WHAT THE EXERCISE ASKS:
Report how many lines contain the word "relative"; answer with the number only.

INPUT ROWS:
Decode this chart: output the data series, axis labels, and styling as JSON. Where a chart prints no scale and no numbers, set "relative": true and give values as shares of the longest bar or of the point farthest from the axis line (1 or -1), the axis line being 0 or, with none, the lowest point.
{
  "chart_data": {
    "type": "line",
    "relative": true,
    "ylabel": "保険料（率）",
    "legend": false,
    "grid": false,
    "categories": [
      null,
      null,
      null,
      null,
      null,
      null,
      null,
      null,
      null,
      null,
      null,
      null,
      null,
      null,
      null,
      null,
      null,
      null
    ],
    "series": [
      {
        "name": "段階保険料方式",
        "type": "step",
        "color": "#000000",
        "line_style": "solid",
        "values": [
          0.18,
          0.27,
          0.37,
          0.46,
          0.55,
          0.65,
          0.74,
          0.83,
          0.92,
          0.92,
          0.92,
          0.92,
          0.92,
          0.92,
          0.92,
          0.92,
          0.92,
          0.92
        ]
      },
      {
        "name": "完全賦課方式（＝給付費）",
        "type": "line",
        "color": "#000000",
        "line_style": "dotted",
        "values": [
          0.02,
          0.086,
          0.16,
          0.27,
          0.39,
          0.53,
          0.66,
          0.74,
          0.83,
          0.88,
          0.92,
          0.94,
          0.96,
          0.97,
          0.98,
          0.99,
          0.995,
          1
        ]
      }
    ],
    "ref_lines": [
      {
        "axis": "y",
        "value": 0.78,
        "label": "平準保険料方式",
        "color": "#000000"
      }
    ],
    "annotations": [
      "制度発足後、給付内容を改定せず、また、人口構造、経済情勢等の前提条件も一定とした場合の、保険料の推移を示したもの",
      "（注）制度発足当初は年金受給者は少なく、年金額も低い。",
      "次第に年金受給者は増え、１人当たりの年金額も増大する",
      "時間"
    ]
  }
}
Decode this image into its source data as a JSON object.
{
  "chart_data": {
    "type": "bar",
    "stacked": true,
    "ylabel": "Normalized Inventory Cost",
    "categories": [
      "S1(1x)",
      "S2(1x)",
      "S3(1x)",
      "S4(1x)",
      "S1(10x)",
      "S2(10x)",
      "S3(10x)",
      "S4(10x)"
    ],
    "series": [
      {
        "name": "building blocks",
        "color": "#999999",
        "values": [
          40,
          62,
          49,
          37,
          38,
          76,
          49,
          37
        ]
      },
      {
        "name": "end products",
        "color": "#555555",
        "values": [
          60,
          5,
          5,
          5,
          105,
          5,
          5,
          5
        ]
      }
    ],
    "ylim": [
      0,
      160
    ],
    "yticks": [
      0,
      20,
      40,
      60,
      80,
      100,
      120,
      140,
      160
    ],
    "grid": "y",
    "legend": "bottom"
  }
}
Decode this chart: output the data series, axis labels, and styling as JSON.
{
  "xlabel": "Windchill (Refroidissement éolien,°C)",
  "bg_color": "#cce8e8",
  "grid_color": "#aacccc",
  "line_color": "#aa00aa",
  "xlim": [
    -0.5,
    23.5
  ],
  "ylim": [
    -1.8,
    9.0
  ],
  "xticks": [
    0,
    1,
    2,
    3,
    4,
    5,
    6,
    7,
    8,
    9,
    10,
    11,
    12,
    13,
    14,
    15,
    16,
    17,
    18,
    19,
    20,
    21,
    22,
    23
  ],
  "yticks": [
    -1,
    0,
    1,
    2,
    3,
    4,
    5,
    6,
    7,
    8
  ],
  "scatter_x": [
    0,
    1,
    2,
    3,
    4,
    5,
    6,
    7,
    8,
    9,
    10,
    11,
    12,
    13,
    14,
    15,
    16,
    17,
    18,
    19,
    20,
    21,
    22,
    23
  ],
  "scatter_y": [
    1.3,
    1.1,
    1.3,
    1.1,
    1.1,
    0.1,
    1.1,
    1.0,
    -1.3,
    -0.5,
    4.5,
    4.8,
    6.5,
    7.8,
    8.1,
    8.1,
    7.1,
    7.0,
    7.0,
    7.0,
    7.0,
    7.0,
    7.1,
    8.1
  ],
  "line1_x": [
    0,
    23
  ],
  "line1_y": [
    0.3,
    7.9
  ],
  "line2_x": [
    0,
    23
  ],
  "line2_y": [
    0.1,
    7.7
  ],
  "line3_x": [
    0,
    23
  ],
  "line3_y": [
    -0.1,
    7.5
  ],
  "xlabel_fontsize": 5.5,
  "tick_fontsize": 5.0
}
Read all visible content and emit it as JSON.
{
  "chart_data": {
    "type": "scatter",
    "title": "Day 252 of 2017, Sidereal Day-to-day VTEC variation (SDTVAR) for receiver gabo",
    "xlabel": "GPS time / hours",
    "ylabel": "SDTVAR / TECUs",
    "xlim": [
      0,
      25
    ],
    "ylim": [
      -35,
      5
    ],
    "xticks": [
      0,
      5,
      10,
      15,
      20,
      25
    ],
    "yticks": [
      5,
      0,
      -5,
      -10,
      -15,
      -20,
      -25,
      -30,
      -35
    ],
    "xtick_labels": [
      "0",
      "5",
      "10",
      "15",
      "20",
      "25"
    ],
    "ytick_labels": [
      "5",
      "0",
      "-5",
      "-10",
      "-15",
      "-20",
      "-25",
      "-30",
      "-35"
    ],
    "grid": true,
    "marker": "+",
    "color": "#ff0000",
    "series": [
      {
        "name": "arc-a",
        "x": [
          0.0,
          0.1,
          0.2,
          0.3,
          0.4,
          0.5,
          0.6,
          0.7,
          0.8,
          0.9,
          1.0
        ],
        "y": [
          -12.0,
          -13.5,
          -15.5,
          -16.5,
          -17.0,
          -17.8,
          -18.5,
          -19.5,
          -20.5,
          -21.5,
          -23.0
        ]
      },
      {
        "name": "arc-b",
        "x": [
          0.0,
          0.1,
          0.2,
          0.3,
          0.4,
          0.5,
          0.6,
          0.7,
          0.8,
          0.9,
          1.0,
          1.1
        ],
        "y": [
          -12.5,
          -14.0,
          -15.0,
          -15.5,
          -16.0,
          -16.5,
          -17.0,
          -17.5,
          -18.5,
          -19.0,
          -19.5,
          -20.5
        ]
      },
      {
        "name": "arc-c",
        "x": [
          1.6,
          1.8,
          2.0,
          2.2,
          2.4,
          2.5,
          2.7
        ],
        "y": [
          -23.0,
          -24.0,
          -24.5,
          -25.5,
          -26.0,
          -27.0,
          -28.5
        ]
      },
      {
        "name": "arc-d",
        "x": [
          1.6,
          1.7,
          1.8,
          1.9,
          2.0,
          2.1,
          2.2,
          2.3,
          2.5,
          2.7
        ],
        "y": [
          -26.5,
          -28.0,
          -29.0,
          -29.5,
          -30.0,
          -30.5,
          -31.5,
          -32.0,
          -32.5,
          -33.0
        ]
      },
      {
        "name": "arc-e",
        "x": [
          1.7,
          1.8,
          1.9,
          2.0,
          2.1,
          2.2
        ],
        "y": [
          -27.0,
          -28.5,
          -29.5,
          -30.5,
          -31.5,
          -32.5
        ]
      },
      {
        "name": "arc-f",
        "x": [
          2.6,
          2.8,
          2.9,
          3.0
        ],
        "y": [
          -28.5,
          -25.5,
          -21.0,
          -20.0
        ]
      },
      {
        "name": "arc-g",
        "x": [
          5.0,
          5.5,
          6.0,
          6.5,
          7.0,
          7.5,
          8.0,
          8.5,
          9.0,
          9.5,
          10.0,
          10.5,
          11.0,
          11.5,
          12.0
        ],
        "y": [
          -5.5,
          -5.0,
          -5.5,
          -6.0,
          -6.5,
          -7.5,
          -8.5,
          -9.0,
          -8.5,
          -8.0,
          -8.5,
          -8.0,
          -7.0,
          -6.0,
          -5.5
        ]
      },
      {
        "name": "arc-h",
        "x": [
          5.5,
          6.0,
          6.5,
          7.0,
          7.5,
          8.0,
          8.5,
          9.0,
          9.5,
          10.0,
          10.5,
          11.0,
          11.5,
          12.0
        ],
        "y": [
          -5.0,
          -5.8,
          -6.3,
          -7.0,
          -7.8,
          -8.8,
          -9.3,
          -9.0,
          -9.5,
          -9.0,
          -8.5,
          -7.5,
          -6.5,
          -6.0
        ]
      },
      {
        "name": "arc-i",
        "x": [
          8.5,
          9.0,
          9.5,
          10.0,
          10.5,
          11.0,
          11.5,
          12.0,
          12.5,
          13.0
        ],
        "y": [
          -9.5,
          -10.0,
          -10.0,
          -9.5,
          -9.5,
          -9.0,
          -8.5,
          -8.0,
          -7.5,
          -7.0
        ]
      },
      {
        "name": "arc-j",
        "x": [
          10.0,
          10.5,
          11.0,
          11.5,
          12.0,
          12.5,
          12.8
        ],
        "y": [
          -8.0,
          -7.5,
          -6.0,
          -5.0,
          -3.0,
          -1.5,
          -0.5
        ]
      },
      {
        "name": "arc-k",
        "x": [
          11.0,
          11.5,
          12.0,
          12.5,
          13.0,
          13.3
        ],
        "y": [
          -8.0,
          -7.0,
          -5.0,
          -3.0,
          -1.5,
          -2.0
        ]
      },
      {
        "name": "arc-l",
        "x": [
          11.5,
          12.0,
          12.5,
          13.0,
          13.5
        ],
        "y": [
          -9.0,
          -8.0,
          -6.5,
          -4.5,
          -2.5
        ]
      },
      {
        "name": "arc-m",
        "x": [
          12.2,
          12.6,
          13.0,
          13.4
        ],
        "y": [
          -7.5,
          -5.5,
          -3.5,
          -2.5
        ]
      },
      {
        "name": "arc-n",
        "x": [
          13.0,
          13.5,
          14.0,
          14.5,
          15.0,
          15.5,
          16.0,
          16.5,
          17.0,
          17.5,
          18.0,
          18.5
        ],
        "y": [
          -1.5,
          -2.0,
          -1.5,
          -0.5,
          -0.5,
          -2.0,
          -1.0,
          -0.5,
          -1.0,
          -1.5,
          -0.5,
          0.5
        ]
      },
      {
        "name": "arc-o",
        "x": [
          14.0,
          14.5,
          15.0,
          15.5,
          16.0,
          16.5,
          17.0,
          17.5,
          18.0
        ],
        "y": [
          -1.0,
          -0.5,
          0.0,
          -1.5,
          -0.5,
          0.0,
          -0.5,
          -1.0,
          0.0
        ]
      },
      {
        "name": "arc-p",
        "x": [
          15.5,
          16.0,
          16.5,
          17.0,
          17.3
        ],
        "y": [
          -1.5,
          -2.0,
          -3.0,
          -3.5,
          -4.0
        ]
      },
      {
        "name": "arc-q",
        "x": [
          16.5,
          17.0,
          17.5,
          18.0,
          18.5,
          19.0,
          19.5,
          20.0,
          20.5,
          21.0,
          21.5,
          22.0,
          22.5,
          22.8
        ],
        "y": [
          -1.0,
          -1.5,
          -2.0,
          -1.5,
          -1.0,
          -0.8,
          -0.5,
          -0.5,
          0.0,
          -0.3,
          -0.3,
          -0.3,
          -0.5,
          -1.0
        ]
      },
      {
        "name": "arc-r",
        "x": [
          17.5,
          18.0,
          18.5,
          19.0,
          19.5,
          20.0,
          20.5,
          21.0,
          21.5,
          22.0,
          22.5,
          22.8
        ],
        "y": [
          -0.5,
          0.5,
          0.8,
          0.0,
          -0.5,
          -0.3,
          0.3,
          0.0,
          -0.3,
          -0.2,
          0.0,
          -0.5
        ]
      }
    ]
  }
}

OUTPUT FOR THIS TASK:
2